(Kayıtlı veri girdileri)

○ ○ ○ ○ ○

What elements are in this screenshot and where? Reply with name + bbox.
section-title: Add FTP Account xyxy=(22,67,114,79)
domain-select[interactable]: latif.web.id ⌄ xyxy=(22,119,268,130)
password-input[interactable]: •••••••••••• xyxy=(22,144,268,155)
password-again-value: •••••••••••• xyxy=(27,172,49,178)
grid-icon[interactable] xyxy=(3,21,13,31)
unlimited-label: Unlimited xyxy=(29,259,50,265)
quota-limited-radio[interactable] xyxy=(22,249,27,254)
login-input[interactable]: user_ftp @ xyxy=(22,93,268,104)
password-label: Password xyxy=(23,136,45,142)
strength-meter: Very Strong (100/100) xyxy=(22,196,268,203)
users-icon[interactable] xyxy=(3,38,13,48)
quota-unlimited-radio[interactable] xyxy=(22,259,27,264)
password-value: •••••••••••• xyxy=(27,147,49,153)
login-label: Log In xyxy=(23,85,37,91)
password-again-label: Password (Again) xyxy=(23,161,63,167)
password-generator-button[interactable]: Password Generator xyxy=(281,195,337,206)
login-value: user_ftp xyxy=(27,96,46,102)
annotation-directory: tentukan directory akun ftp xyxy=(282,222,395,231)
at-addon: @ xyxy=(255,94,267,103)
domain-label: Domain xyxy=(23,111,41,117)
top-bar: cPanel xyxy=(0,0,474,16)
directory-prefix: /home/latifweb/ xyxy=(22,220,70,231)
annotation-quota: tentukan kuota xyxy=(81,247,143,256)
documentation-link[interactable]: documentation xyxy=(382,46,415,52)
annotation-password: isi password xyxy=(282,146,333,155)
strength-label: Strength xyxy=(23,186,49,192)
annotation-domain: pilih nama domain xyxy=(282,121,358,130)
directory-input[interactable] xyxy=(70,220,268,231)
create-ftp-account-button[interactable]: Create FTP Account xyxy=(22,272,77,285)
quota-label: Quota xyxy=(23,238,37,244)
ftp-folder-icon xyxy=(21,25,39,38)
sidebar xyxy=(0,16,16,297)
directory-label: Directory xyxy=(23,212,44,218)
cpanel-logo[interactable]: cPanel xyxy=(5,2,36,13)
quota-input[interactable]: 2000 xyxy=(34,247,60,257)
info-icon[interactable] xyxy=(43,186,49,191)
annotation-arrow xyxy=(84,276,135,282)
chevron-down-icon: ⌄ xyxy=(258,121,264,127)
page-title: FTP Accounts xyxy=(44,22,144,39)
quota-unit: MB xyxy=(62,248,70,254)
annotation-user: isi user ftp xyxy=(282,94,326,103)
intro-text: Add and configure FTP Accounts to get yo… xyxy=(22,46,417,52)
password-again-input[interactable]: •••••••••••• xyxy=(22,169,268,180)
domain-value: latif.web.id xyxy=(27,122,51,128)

○ ○ ○ ○ ○

### Alıştırma
Kayıtlardaki tüm satırları numaralı bir liste olarak yazın. Boş satırları dahil etmeyin.

### Beklenen yanıt
1. What elements are in this screenshot and where? Reply with name + bbox.
2. section-title: Add FTP Account xyxy=(22,67,114,79)
3. domain-select[interactable]: latif.web.id ⌄ xyxy=(22,119,268,130)
4. password-input[interactable]: •••••••••••• xyxy=(22,144,268,155)
5. password-again-value: •••••••••••• xyxy=(27,172,49,178)
6. grid-icon[interactable] xyxy=(3,21,13,31)
7. unlimited-label: Unlimited xyxy=(29,259,50,265)
8. quota-limited-radio[interactable] xyxy=(22,249,27,254)
9. login-input[interactable]: user_ftp @ xyxy=(22,93,268,104)
10. password-label: Password xyxy=(23,136,45,142)
11. strength-meter: Very Strong (100/100) xyxy=(22,196,268,203)
12. users-icon[interactable] xyxy=(3,38,13,48)
13. quota-unlimited-radio[interactable] xyxy=(22,259,27,264)
14. password-value: •••••••••••• xyxy=(27,147,49,153)
15. login-label: Log In xyxy=(23,85,37,91)
16. password-again-label: Password (Again) xyxy=(23,161,63,167)
17. password-generator-button[interactable]: Password Generator xyxy=(281,195,337,206)
18. login-value: user_ftp xyxy=(27,96,46,102)
19. annotation-directory: tentukan directory akun ftp xyxy=(282,222,395,231)
20. at-addon: @ xyxy=(255,94,267,103)
21. domain-label: Domain xyxy=(23,111,41,117)
22. top-bar: cPanel xyxy=(0,0,474,16)
23. directory-prefix: /home/latifweb/ xyxy=(22,220,70,231)
24. annotation-quota: tentukan kuota xyxy=(81,247,143,256)
25. documentation-link[interactable]: documentation xyxy=(382,46,415,52)
26. annotation-password: isi password xyxy=(282,146,333,155)
27. strength-label: Strength xyxy=(23,186,49,192)
28. annotation-domain: pilih nama domain xyxy=(282,121,358,130)
29. directory-input[interactable] xyxy=(70,220,268,231)
30. create-ftp-account-button[interactable]: Create FTP Account xyxy=(22,272,77,285)
31. quota-label: Quota xyxy=(23,238,37,244)
32. ftp-folder-icon xyxy=(21,25,39,38)
33. sidebar xyxy=(0,16,16,297)
34. directory-label: Directory xyxy=(23,212,44,218)
35. cpanel-logo[interactable]: cPanel xyxy=(5,2,36,13)
36. quota-input[interactable]: 2000 xyxy=(34,247,60,257)
37. info-icon[interactable] xyxy=(43,186,49,191)
38. annotation-arrow xyxy=(84,276,135,282)
39. chevron-down-icon: ⌄ xyxy=(258,121,264,127)
40. page-title: FTP Accounts xyxy=(44,22,144,39)
41. quota-unit: MB xyxy=(62,248,70,254)
42. annotation-user: isi user ftp xyxy=(282,94,326,103)
43. intro-text: Add and configure FTP Accounts to get yo… xyxy=(22,46,417,52)
44. password-again-input[interactable]: •••••••••••• xyxy=(22,169,268,180)
45. domain-value: latif.web.id xyxy=(27,122,51,128)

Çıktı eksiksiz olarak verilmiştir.